Task details » Repeat, without any change, the entries presented below.

Records for the task »
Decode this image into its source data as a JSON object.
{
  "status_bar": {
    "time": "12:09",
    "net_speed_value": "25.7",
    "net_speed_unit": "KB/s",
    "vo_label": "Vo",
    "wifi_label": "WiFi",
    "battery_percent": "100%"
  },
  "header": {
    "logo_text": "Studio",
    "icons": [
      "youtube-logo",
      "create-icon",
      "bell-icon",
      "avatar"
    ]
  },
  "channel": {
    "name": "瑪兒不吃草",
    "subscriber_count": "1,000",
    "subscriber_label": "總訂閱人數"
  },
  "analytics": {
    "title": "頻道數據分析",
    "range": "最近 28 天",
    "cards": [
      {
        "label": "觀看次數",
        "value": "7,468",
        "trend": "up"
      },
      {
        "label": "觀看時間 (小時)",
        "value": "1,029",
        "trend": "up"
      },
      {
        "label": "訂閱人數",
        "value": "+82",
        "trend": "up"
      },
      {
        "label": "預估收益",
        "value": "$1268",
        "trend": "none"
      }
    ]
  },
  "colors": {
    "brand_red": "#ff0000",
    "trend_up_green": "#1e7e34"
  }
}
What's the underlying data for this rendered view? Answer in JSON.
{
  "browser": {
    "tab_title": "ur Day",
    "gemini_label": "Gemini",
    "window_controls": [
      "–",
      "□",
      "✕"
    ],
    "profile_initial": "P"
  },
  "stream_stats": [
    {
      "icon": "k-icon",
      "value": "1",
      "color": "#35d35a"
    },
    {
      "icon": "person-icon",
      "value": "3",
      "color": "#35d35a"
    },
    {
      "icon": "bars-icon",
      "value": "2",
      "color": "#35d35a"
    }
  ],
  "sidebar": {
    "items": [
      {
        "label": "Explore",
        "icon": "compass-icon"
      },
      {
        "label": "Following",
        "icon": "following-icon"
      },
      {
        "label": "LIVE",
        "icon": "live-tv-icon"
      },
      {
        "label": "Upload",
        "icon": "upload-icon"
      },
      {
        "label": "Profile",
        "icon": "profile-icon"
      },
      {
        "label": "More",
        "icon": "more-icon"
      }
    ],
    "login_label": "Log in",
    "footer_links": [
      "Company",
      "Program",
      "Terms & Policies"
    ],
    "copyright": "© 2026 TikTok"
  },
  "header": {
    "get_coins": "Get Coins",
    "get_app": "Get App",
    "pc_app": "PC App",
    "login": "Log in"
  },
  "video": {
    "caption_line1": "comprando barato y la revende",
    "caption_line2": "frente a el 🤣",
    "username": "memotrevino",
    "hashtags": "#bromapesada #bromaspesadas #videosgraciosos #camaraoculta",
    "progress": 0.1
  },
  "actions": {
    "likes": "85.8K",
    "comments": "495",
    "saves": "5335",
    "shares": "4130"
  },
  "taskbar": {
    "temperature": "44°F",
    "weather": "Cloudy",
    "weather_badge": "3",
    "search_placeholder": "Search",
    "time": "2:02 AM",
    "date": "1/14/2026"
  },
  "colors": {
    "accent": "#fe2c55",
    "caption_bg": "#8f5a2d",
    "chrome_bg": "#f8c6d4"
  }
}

Result below »
Decode this image into its source data as a JSON object.
{
  "status_bar": {
    "time": "12:09",
    "net_speed_value": "25.7",
    "net_speed_unit": "KB/s",
    "vo_label": "Vo",
    "wifi_label": "WiFi",
    "battery_percent": "100%"
  },
  "header": {
    "logo_text": "Studio",
    "icons": [
      "youtube-logo",
      "create-icon",
      "bell-icon",
      "avatar"
    ]
  },
  "channel": {
    "name": "瑪兒不吃草",
    "subscriber_count": "1,000",
    "subscriber_label": "總訂閱人數"
  },
  "analytics": {
    "title": "頻道數據分析",
    "range": "最近 28 天",
    "cards": [
      {
        "label": "觀看次數",
        "value": "7,468",
        "trend": "up"
      },
      {
        "label": "觀看時間 (小時)",
        "value": "1,029",
        "trend": "up"
      },
      {
        "label": "訂閱人數",
        "value": "+82",
        "trend": "up"
      },
      {
        "label": "預估收益",
        "value": "$1268",
        "trend": "none"
      }
    ]
  },
  "colors": {
    "brand_red": "#ff0000",
    "trend_up_green": "#1e7e34"
  }
}
What's the underlying data for this rendered view? Answer in JSON.
{
  "browser": {
    "tab_title": "ur Day",
    "gemini_label": "Gemini",
    "window_controls": [
      "–",
      "□",
      "✕"
    ],
    "profile_initial": "P"
  },
  "stream_stats": [
    {
      "icon": "k-icon",
      "value": "1",
      "color": "#35d35a"
    },
    {
      "icon": "person-icon",
      "value": "3",
      "color": "#35d35a"
    },
    {
      "icon": "bars-icon",
      "value": "2",
      "color": "#35d35a"
    }
  ],
  "sidebar": {
    "items": [
      {
        "label": "Explore",
        "icon": "compass-icon"
      },
      {
        "label": "Following",
        "icon": "following-icon"
      },
      {
        "label": "LIVE",
        "icon": "live-tv-icon"
      },
      {
        "label": "Upload",
        "icon": "upload-icon"
      },
      {
        "label": "Profile",
        "icon": "profile-icon"
      },
      {
        "label": "More",
        "icon": "more-icon"
      }
    ],
    "login_label": "Log in",
    "footer_links": [
      "Company",
      "Program",
      "Terms & Policies"
    ],
    "copyright": "© 2026 TikTok"
  },
  "header": {
    "get_coins": "Get Coins",
    "get_app": "Get App",
    "pc_app": "PC App",
    "login": "Log in"
  },
  "video": {
    "caption_line1": "comprando barato y la revende",
    "caption_line2": "frente a el 🤣",
    "username": "memotrevino",
    "hashtags": "#bromapesada #bromaspesadas #videosgraciosos #camaraoculta",
    "progress": 0.1
  },
  "actions": {
    "likes": "85.8K",
    "comments": "495",
    "saves": "5335",
    "shares": "4130"
  },
  "taskbar": {
    "temperature": "44°F",
    "weather": "Cloudy",
    "weather_badge": "3",
    "search_placeholder": "Search",
    "time": "2:02 AM",
    "date": "1/14/2026"
  },
  "colors": {
    "accent": "#fe2c55",
    "caption_bg": "#8f5a2d",
    "chrome_bg": "#f8c6d4"
  }
}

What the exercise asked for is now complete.